• _Problem statement_:
Every line of the material below should be repeated exactly.

Entries from a dataset:
--- start ---
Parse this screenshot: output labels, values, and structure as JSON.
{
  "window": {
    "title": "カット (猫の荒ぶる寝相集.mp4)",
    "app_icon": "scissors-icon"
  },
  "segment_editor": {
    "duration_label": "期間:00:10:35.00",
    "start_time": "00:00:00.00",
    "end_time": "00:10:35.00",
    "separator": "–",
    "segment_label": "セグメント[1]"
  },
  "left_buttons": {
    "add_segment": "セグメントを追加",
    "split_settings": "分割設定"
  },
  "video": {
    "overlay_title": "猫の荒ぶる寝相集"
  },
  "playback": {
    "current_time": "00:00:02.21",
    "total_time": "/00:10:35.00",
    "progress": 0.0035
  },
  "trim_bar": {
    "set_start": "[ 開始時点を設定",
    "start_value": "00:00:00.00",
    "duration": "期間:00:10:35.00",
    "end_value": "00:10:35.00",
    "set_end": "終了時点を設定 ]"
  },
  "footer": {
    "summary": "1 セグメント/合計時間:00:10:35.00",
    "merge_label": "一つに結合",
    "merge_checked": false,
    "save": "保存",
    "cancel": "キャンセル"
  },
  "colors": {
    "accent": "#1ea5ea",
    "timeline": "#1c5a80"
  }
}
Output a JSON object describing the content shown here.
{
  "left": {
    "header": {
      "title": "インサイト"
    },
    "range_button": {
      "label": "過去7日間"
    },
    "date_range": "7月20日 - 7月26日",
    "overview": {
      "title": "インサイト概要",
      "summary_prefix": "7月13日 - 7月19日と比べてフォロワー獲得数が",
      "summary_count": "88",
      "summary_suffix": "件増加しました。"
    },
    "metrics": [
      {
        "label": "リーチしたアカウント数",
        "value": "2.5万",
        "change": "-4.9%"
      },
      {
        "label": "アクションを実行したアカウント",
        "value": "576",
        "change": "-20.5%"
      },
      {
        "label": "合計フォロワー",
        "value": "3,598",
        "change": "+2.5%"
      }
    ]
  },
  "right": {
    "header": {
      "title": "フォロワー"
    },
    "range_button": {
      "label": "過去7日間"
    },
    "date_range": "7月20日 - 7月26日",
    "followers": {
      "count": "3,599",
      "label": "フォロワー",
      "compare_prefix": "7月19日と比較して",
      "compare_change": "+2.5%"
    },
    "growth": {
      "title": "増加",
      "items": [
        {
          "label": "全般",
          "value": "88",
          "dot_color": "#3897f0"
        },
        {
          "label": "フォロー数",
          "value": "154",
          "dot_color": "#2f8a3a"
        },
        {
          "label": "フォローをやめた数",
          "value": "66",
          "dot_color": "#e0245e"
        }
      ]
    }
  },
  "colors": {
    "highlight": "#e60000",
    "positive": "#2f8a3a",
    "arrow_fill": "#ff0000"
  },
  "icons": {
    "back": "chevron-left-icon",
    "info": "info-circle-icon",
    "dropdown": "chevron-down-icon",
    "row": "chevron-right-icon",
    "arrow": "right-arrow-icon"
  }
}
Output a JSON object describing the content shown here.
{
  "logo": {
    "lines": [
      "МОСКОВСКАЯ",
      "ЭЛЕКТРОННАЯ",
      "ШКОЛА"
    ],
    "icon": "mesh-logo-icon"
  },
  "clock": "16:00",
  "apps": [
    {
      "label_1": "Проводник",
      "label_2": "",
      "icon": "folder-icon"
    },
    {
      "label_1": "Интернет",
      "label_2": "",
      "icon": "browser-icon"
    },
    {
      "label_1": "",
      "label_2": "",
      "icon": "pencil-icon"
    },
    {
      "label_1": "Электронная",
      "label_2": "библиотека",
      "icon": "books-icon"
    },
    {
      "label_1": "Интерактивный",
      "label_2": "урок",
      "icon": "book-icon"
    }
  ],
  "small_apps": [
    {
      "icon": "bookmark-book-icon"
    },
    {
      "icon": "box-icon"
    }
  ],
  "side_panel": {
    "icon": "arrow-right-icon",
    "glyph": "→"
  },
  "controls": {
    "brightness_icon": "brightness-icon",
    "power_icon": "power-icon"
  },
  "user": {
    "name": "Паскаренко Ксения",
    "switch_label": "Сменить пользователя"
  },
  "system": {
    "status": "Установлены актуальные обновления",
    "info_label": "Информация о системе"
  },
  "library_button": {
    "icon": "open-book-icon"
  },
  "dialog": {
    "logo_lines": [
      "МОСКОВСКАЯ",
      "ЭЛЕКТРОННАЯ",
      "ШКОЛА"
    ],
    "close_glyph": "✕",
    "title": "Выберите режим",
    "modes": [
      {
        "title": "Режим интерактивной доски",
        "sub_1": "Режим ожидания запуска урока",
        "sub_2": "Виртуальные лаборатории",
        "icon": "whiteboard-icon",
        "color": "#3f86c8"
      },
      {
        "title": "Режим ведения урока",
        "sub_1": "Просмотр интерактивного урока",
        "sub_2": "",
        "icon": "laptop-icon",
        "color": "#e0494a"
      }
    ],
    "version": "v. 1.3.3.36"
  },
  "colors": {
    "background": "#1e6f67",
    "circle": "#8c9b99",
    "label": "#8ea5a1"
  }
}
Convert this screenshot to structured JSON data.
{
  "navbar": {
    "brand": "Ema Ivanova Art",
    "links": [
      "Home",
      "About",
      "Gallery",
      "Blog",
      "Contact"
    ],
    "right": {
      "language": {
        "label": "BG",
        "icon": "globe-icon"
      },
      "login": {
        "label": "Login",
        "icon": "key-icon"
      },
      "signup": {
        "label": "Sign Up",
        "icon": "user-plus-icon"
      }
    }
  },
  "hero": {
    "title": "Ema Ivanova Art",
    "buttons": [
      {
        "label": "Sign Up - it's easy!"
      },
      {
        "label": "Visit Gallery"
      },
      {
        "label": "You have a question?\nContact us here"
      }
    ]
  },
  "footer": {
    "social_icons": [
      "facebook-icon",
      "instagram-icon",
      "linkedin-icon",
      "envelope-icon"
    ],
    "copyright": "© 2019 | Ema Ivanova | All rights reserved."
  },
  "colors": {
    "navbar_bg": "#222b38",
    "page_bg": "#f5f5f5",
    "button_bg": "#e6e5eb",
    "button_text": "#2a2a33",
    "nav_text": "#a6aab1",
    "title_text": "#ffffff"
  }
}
--- end ---
• _Task solution_:
Parse this screenshot: output labels, values, and structure as JSON.
{
  "window": {
    "title": "カット (猫の荒ぶる寝相集.mp4)",
    "app_icon": "scissors-icon"
  },
  "segment_editor": {
    "duration_label": "期間:00:10:35.00",
    "start_time": "00:00:00.00",
    "end_time": "00:10:35.00",
    "separator": "–",
    "segment_label": "セグメント[1]"
  },
  "left_buttons": {
    "add_segment": "セグメントを追加",
    "split_settings": "分割設定"
  },
  "video": {
    "overlay_title": "猫の荒ぶる寝相集"
  },
  "playback": {
    "current_time": "00:00:02.21",
    "total_time": "/00:10:35.00",
    "progress": 0.0035
  },
  "trim_bar": {
    "set_start": "[ 開始時点を設定",
    "start_value": "00:00:00.00",
    "duration": "期間:00:10:35.00",
    "end_value": "00:10:35.00",
    "set_end": "終了時点を設定 ]"
  },
  "footer": {
    "summary": "1 セグメント/合計時間:00:10:35.00",
    "merge_label": "一つに結合",
    "merge_checked": false,
    "save": "保存",
    "cancel": "キャンセル"
  },
  "colors": {
    "accent": "#1ea5ea",
    "timeline": "#1c5a80"
  }
}
Output a JSON object describing the content shown here.
{
  "left": {
    "header": {
      "title": "インサイト"
    },
    "range_button": {
      "label": "過去7日間"
    },
    "date_range": "7月20日 - 7月26日",
    "overview": {
      "title": "インサイト概要",
      "summary_prefix": "7月13日 - 7月19日と比べてフォロワー獲得数が",
      "summary_count": "88",
      "summary_suffix": "件増加しました。"
    },
    "metrics": [
      {
        "label": "リーチしたアカウント数",
        "value": "2.5万",
        "change": "-4.9%"
      },
      {
        "label": "アクションを実行したアカウント",
        "value": "576",
        "change": "-20.5%"
      },
      {
        "label": "合計フォロワー",
        "value": "3,598",
        "change": "+2.5%"
      }
    ]
  },
  "right": {
    "header": {
      "title": "フォロワー"
    },
    "range_button": {
      "label": "過去7日間"
    },
    "date_range": "7月20日 - 7月26日",
    "followers": {
      "count": "3,599",
      "label": "フォロワー",
      "compare_prefix": "7月19日と比較して",
      "compare_change": "+2.5%"
    },
    "growth": {
      "title": "増加",
      "items": [
        {
          "label": "全般",
          "value": "88",
          "dot_color": "#3897f0"
        },
        {
          "label": "フォロー数",
          "value": "154",
          "dot_color": "#2f8a3a"
        },
        {
          "label": "フォローをやめた数",
          "value": "66",
          "dot_color": "#e0245e"
        }
      ]
    }
  },
  "colors": {
    "highlight": "#e60000",
    "positive": "#2f8a3a",
    "arrow_fill": "#ff0000"
  },
  "icons": {
    "back": "chevron-left-icon",
    "info": "info-circle-icon",
    "dropdown": "chevron-down-icon",
    "row": "chevron-right-icon",
    "arrow": "right-arrow-icon"
  }
}
Output a JSON object describing the content shown here.
{
  "logo": {
    "lines": [
      "МОСКОВСКАЯ",
      "ЭЛЕКТРОННАЯ",
      "ШКОЛА"
    ],
    "icon": "mesh-logo-icon"
  },
  "clock": "16:00",
  "apps": [
    {
      "label_1": "Проводник",
      "label_2": "",
      "icon": "folder-icon"
    },
    {
      "label_1": "Интернет",
      "label_2": "",
      "icon": "browser-icon"
    },
    {
      "label_1": "",
      "label_2": "",
      "icon": "pencil-icon"
    },
    {
      "label_1": "Электронная",
      "label_2": "библиотека",
      "icon": "books-icon"
    },
    {
      "label_1": "Интерактивный",
      "label_2": "урок",
      "icon": "book-icon"
    }
  ],
  "small_apps": [
    {
      "icon": "bookmark-book-icon"
    },
    {
      "icon": "box-icon"
    }
  ],
  "side_panel": {
    "icon": "arrow-right-icon",
    "glyph": "→"
  },
  "controls": {
    "brightness_icon": "brightness-icon",
    "power_icon": "power-icon"
  },
  "user": {
    "name": "Паскаренко Ксения",
    "switch_label": "Сменить пользователя"
  },
  "system": {
    "status": "Установлены актуальные обновления",
    "info_label": "Информация о системе"
  },
  "library_button": {
    "icon": "open-book-icon"
  },
  "dialog": {
    "logo_lines": [
      "МОСКОВСКАЯ",
      "ЭЛЕКТРОННАЯ",
      "ШКОЛА"
    ],
    "close_glyph": "✕",
    "title": "Выберите режим",
    "modes": [
      {
        "title": "Режим интерактивной доски",
        "sub_1": "Режим ожидания запуска урока",
        "sub_2": "Виртуальные лаборатории",
        "icon": "whiteboard-icon",
        "color": "#3f86c8"
      },
      {
        "title": "Режим ведения урока",
        "sub_1": "Просмотр интерактивного урока",
        "sub_2": "",
        "icon": "laptop-icon",
        "color": "#e0494a"
      }
    ],
    "version": "v. 1.3.3.36"
  },
  "colors": {
    "background": "#1e6f67",
    "circle": "#8c9b99",
    "label": "#8ea5a1"
  }
}
Convert this screenshot to structured JSON data.
{
  "navbar": {
    "brand": "Ema Ivanova Art",
    "links": [
      "Home",
      "About",
      "Gallery",
      "Blog",
      "Contact"
    ],
    "right": {
      "language": {
        "label": "BG",
        "icon": "globe-icon"
      },
      "login": {
        "label": "Login",
        "icon": "key-icon"
      },
      "signup": {
        "label": "Sign Up",
        "icon": "user-plus-icon"
      }
    }
  },
  "hero": {
    "title": "Ema Ivanova Art",
    "buttons": [
      {
        "label": "Sign Up - it's easy!"
      },
      {
        "label": "Visit Gallery"
      },
      {
        "label": "You have a question?\nContact us here"
      }
    ]
  },
  "footer": {
    "social_icons": [
      "facebook-icon",
      "instagram-icon",
      "linkedin-icon",
      "envelope-icon"
    ],
    "copyright": "© 2019 | Ema Ivanova | All rights reserved."
  },
  "colors": {
    "navbar_bg": "#222b38",
    "page_bg": "#f5f5f5",
    "button_bg": "#e6e5eb",
    "button_text": "#2a2a33",
    "nav_text": "#a6aab1",
    "title_text": "#ffffff"
  }
}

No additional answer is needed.